[AIM]: In the entries below, find the lines that contain the word "true" and copy them.

Data excerpts:
● ● ●
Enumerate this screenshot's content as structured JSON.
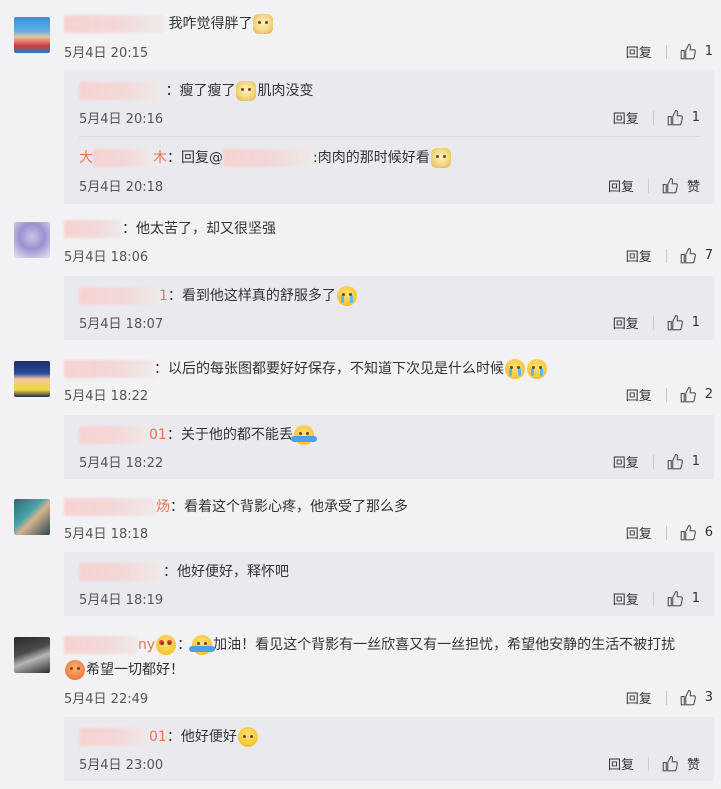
{
  "labels": {
    "reply": "回复",
    "zan": "赞"
  },
  "comments": [
    {
      "name_suffix": "",
      "text": "我咋觉得胖了",
      "time": "5月4日 20:15",
      "likes": "1",
      "replies": [
        {
          "name_suffix": "",
          "text": "：瘦了瘦了",
          "text2": "肌肉没变",
          "time": "5月4日 20:16",
          "likes": "1"
        },
        {
          "name_prefix": "大",
          "name_suffix": "木",
          "text": "：回复@",
          "text2": ":肉肉的那时候好看",
          "time": "5月4日 20:18",
          "likes": "赞"
        }
      ]
    },
    {
      "name_suffix": "",
      "text": "：他太苦了，却又很坚强",
      "time": "5月4日 18:06",
      "likes": "7",
      "replies": [
        {
          "name_suffix": "1",
          "text": "：看到他这样真的舒服多了",
          "time": "5月4日 18:07",
          "likes": "1"
        }
      ]
    },
    {
      "name_suffix": "",
      "text": "：以后的每张图都要好好保存，不知道下次见是什么时候",
      "time": "5月4日 18:22",
      "likes": "2",
      "replies": [
        {
          "name_suffix": "01",
          "text": "：关于他的都不能丢",
          "time": "5月4日 18:22",
          "likes": "1"
        }
      ]
    },
    {
      "name_suffix": "炀",
      "text": "：看着这个背影心疼，他承受了那么多",
      "time": "5月4日 18:18",
      "likes": "6",
      "replies": [
        {
          "name_suffix": "",
          "text": "：他好便好，释怀吧",
          "time": "5月4日 18:19",
          "likes": "1"
        }
      ]
    },
    {
      "name_suffix": "ny",
      "text": "：",
      "text2": "加油！看见这个背影有一丝欣喜又有一丝担忧，希望他安静的生活不被打扰",
      "text3": "希望一切都好！",
      "time": "5月4日 22:49",
      "likes": "3",
      "replies": [
        {
          "name_suffix": "01",
          "text": "：他好便好",
          "time": "5月4日 23:00",
          "likes": "赞"
        }
      ]
    }
  ]
}
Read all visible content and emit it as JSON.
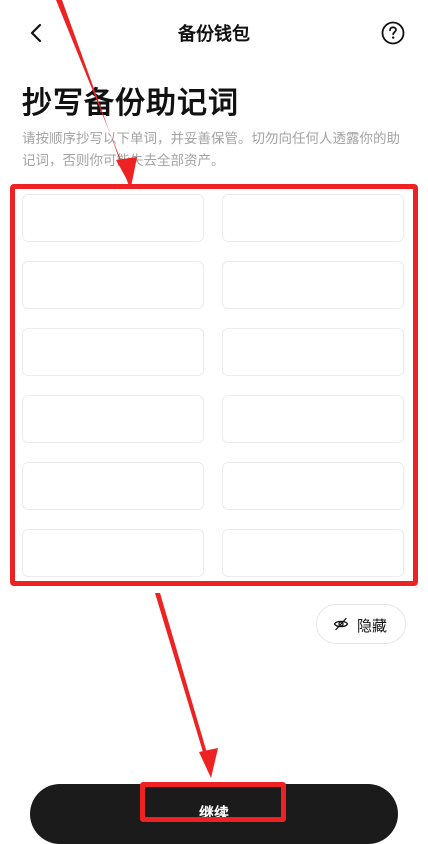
{
  "header": {
    "title": "备份钱包",
    "back_icon": "chevron-left-icon",
    "help_icon": "question-circle-icon"
  },
  "page": {
    "title": "抄写备份助记词",
    "description": "请按顺序抄写以下单词，并妥善保管。切勿向任何人透露你的助记词，否则你可能失去全部资产。"
  },
  "word_grid": {
    "slots": [
      "",
      "",
      "",
      "",
      "",
      "",
      "",
      "",
      "",
      "",
      "",
      ""
    ]
  },
  "hide_button": {
    "label": "隐藏",
    "icon": "eye-off-icon"
  },
  "continue_button": {
    "label": "继续"
  },
  "annotations": {
    "highlight_color": "#ee2222"
  }
}
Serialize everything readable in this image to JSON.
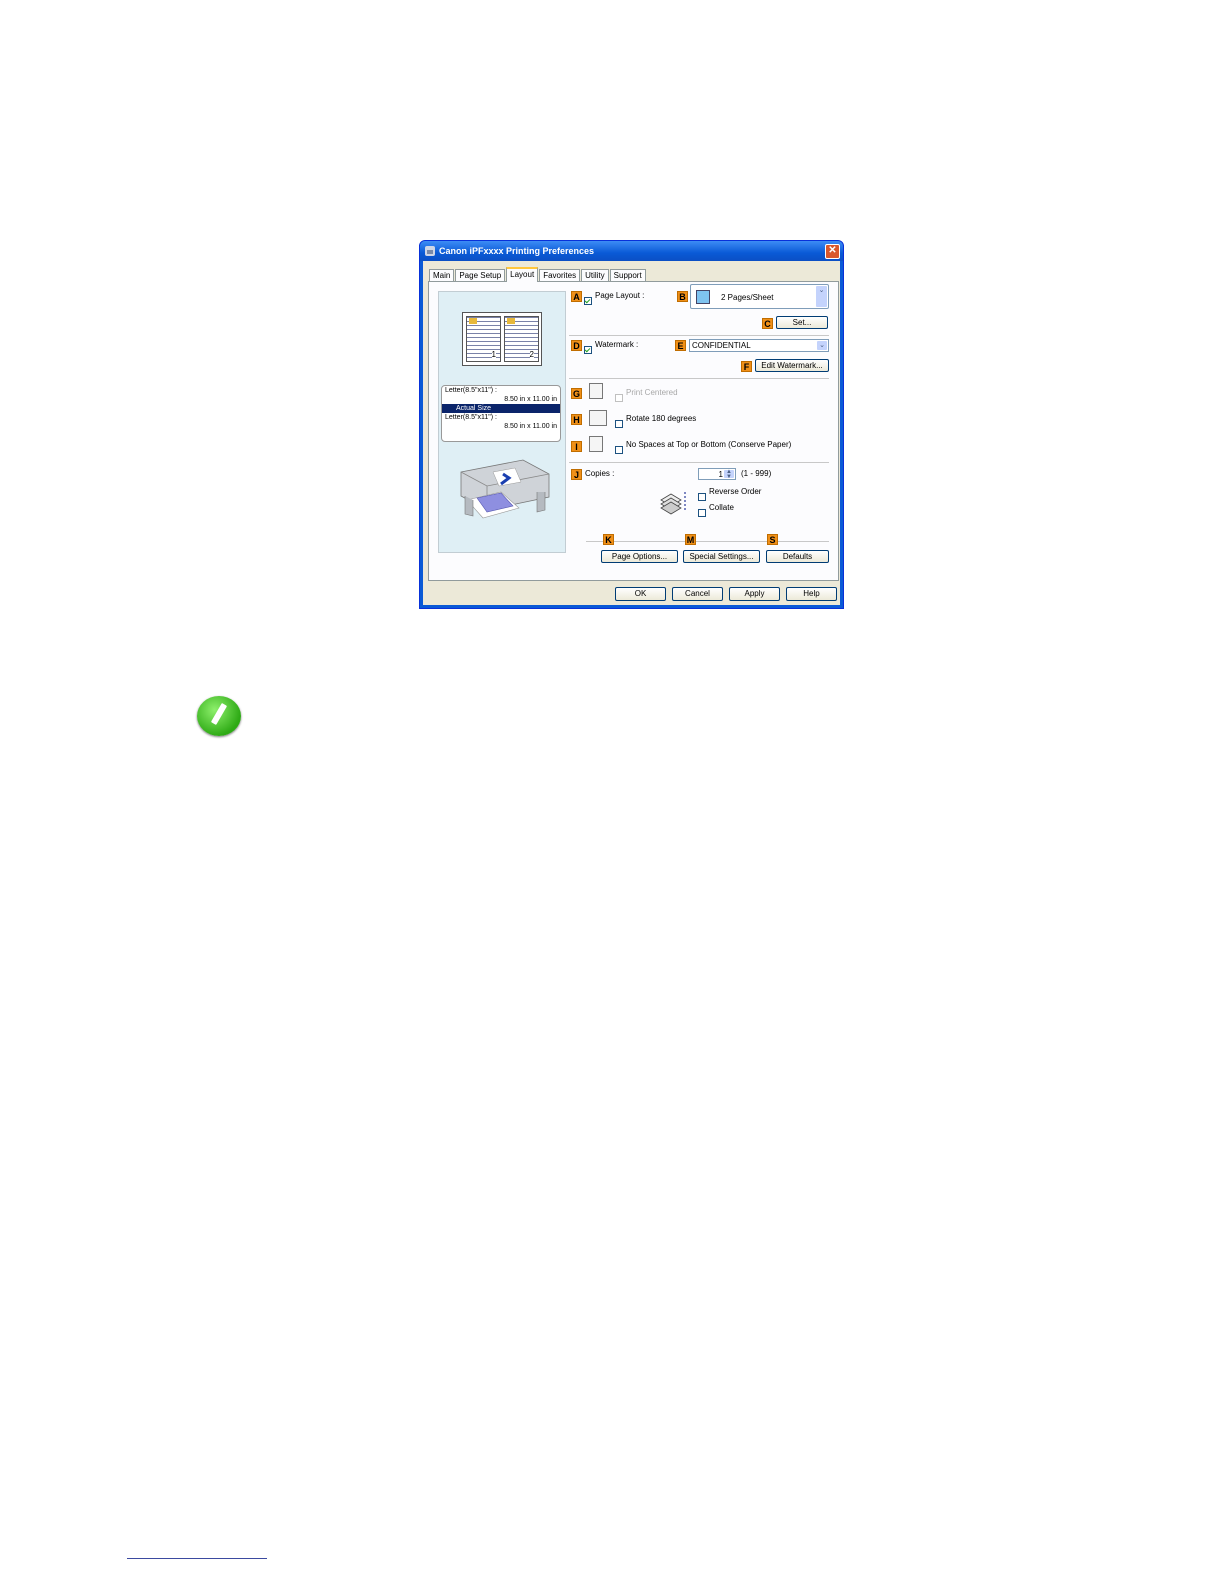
{
  "dialog": {
    "title": "Canon iPFxxxx Printing Preferences",
    "tabs": [
      "Main",
      "Page Setup",
      "Layout",
      "Favorites",
      "Utility",
      "Support"
    ],
    "active_tab": "Layout"
  },
  "preview": {
    "page_numbers": [
      "1",
      "2"
    ],
    "size_lines": [
      "Letter(8.5\"x11\") :",
      "8.50 in x 11.00 in",
      "Actual Size",
      "Letter(8.5\"x11\") :",
      "8.50 in x 11.00 in"
    ]
  },
  "markers": {
    "A": "A",
    "B": "B",
    "C": "C",
    "D": "D",
    "E": "E",
    "F": "F",
    "G": "G",
    "H": "H",
    "I": "I",
    "J": "J",
    "K": "K",
    "M": "M",
    "S": "S"
  },
  "layout": {
    "page_layout_label": "Page Layout :",
    "page_layout_checked": true,
    "pages_per_sheet": "2 Pages/Sheet",
    "set_button": "Set...",
    "watermark_label": "Watermark :",
    "watermark_checked": true,
    "watermark_value": "CONFIDENTIAL",
    "edit_watermark_button": "Edit Watermark...",
    "print_centered_label": "Print Centered",
    "rotate_label": "Rotate 180 degrees",
    "no_spaces_label": "No Spaces at Top or Bottom (Conserve Paper)",
    "copies_label": "Copies :",
    "copies_value": "1",
    "copies_range": "(1 - 999)",
    "reverse_order_label": "Reverse Order",
    "collate_label": "Collate",
    "page_options_button": "Page Options...",
    "special_settings_button": "Special Settings...",
    "defaults_button": "Defaults"
  },
  "footer_buttons": {
    "ok": "OK",
    "cancel": "Cancel",
    "apply": "Apply",
    "help": "Help"
  },
  "colors": {
    "titlebar": "#0a5ad6",
    "marker": "#f09018",
    "note_icon": "#2eaa15"
  },
  "icons": [
    "printer-icon",
    "close-icon",
    "note-pencil-icon"
  ]
}
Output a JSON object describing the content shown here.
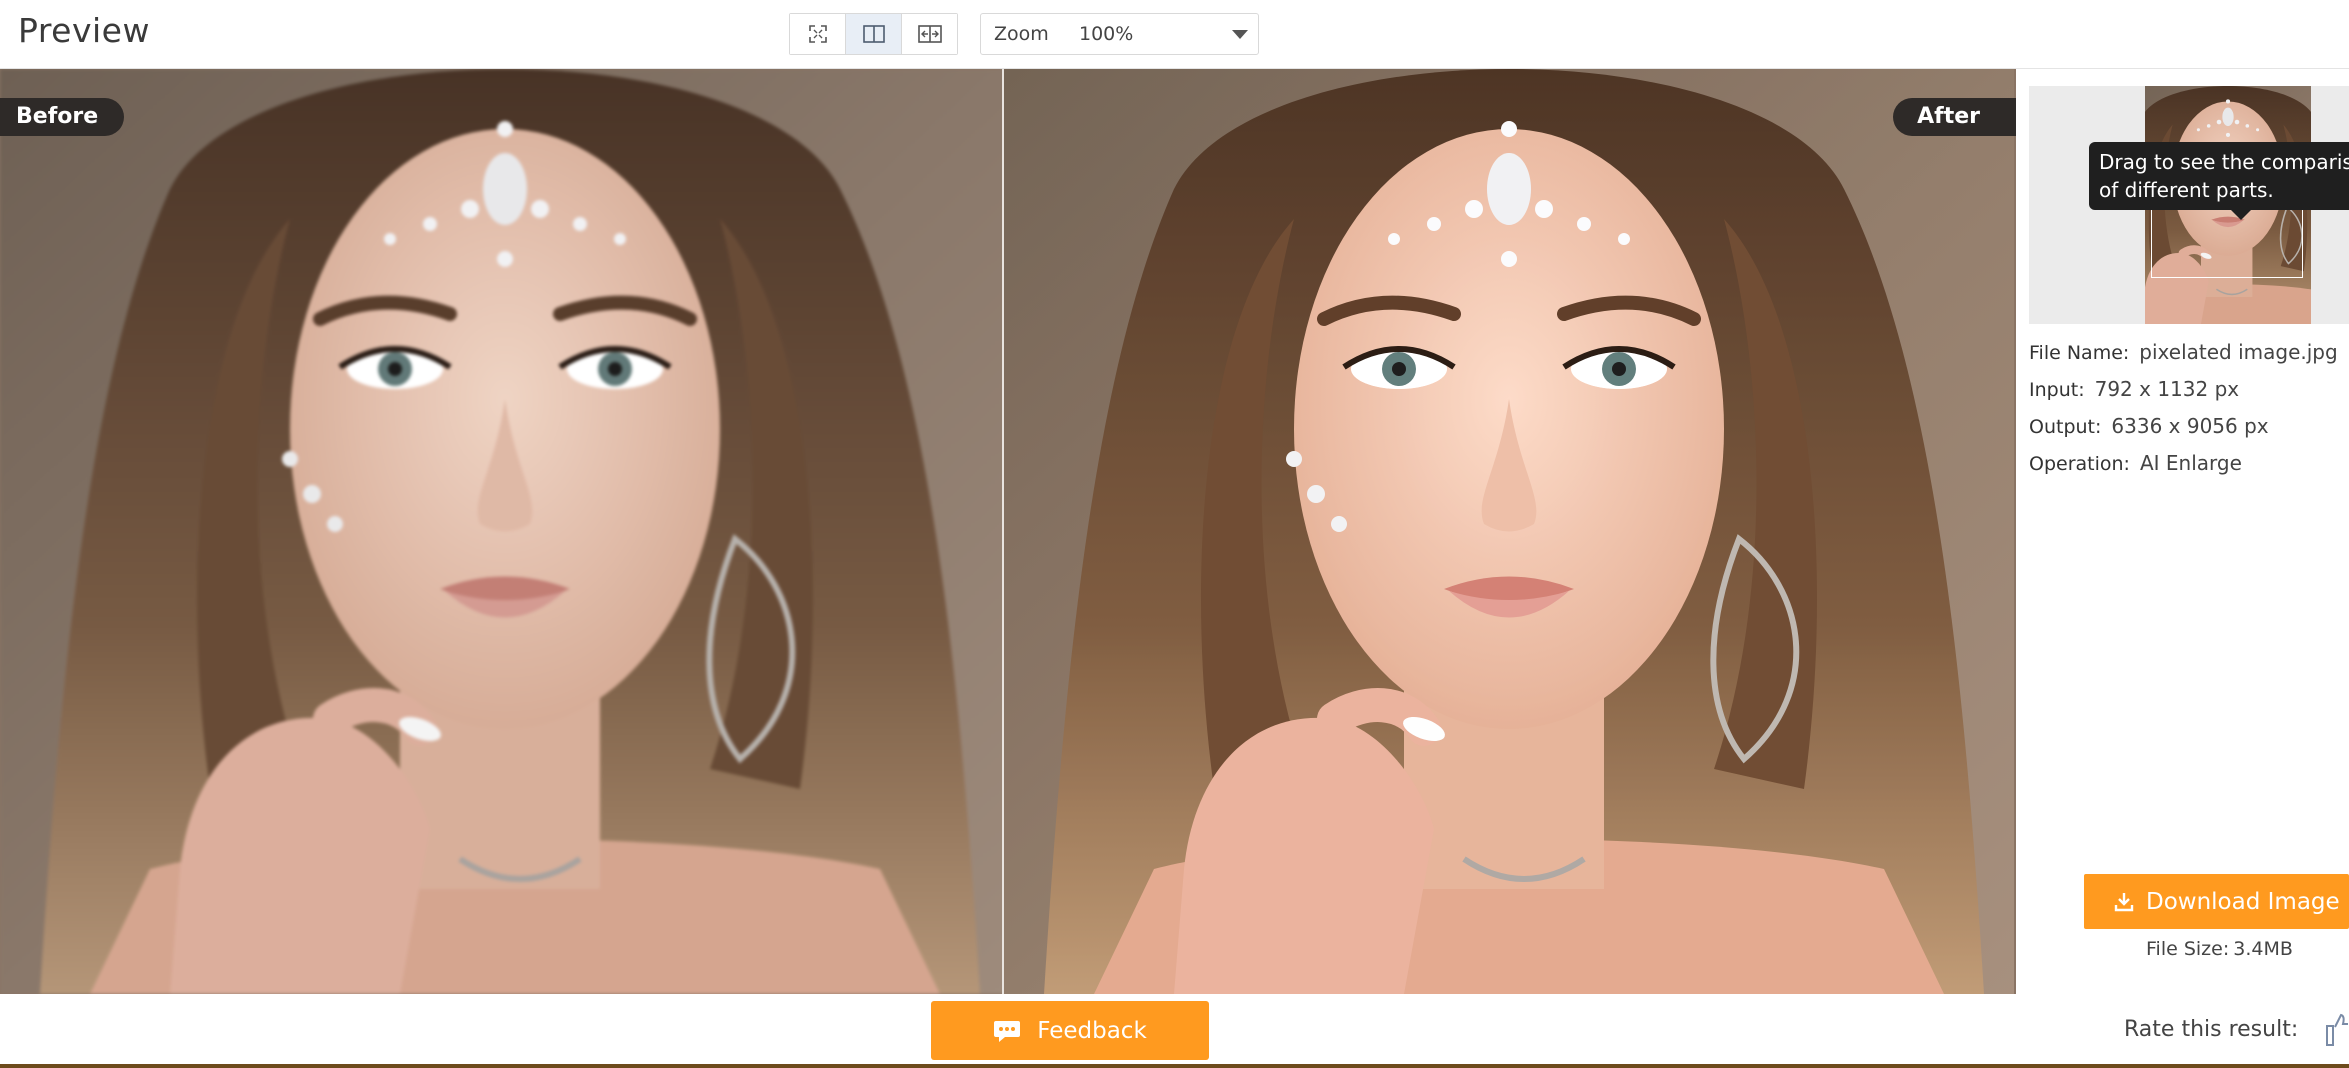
● ● ●
[SOLUTION BELOW]:
    "page_layout_checked": true,
    "watermark_checked": true,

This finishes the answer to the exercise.